* [Items from a data source]
· · ·

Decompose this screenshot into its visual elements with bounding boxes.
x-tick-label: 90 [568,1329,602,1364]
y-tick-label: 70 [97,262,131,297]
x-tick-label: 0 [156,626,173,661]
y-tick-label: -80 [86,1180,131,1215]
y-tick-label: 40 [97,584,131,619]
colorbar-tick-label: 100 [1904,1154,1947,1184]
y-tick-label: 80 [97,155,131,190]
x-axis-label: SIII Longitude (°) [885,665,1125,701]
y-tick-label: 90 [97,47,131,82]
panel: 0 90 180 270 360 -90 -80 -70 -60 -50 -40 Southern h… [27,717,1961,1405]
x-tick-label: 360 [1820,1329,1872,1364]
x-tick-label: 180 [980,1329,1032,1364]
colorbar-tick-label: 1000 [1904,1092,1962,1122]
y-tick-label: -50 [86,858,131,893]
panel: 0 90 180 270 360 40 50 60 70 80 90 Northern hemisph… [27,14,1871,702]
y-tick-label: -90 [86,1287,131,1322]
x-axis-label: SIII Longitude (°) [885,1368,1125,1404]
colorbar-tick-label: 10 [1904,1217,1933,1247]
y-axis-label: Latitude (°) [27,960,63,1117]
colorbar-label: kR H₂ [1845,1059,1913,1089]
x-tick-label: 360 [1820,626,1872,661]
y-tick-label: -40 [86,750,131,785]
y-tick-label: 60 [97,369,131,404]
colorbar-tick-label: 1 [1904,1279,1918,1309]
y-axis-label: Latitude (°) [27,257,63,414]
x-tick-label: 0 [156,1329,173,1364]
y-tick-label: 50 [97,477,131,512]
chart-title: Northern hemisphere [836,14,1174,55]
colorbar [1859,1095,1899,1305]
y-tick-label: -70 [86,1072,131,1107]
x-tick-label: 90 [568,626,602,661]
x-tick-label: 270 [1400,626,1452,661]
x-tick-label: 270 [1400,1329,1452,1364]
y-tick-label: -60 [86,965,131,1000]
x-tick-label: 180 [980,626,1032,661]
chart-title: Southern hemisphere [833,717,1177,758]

· · ·

* [REQUIREMENTS] Recast every line of the items above as a numbered list, omitting any blank lines.

* [EXPECTED OUTPUT]
1. Decompose this screenshot into its visual elements with bounding boxes.
2. x-tick-label: 90 [568,1329,602,1364]
3. y-tick-label: 70 [97,262,131,297]
4. x-tick-label: 0 [156,626,173,661]
5. y-tick-label: -80 [86,1180,131,1215]
6. y-tick-label: 40 [97,584,131,619]
7. colorbar-tick-label: 100 [1904,1154,1947,1184]
8. y-tick-label: 80 [97,155,131,190]
9. x-axis-label: SIII Longitude (°) [885,665,1125,701]
10. y-tick-label: 90 [97,47,131,82]
11. panel: 0 90 180 270 360 -90 -80 -70 -60 -50 -40 Southern h… [27,717,1961,1405]
12. x-tick-label: 360 [1820,1329,1872,1364]
13. x-tick-label: 180 [980,1329,1032,1364]
14. colorbar-tick-label: 1000 [1904,1092,1962,1122]
15. y-tick-label: -50 [86,858,131,893]
16. panel: 0 90 180 270 360 40 50 60 70 80 90 Northern hemisph… [27,14,1871,702]
17. y-tick-label: -90 [86,1287,131,1322]
18. x-axis-label: SIII Longitude (°) [885,1368,1125,1404]
19. colorbar-tick-label: 10 [1904,1217,1933,1247]
20. y-axis-label: Latitude (°) [27,960,63,1117]
21. colorbar-label: kR H₂ [1845,1059,1913,1089]
22. x-tick-label: 360 [1820,626,1872,661]
23. y-tick-label: -40 [86,750,131,785]
24. y-tick-label: 60 [97,369,131,404]
25. colorbar-tick-label: 1 [1904,1279,1918,1309]
26. y-axis-label: Latitude (°) [27,257,63,414]
27. x-tick-label: 0 [156,1329,173,1364]
28. y-tick-label: 50 [97,477,131,512]
29. chart-title: Northern hemisphere [836,14,1174,55]
30. colorbar [1859,1095,1899,1305]
31. y-tick-label: -70 [86,1072,131,1107]
32. x-tick-label: 90 [568,626,602,661]
33. x-tick-label: 270 [1400,626,1452,661]
34. x-tick-label: 270 [1400,1329,1452,1364]
35. y-tick-label: -60 [86,965,131,1000]
36. x-tick-label: 180 [980,626,1032,661]
37. chart-title: Southern hemisphere [833,717,1177,758]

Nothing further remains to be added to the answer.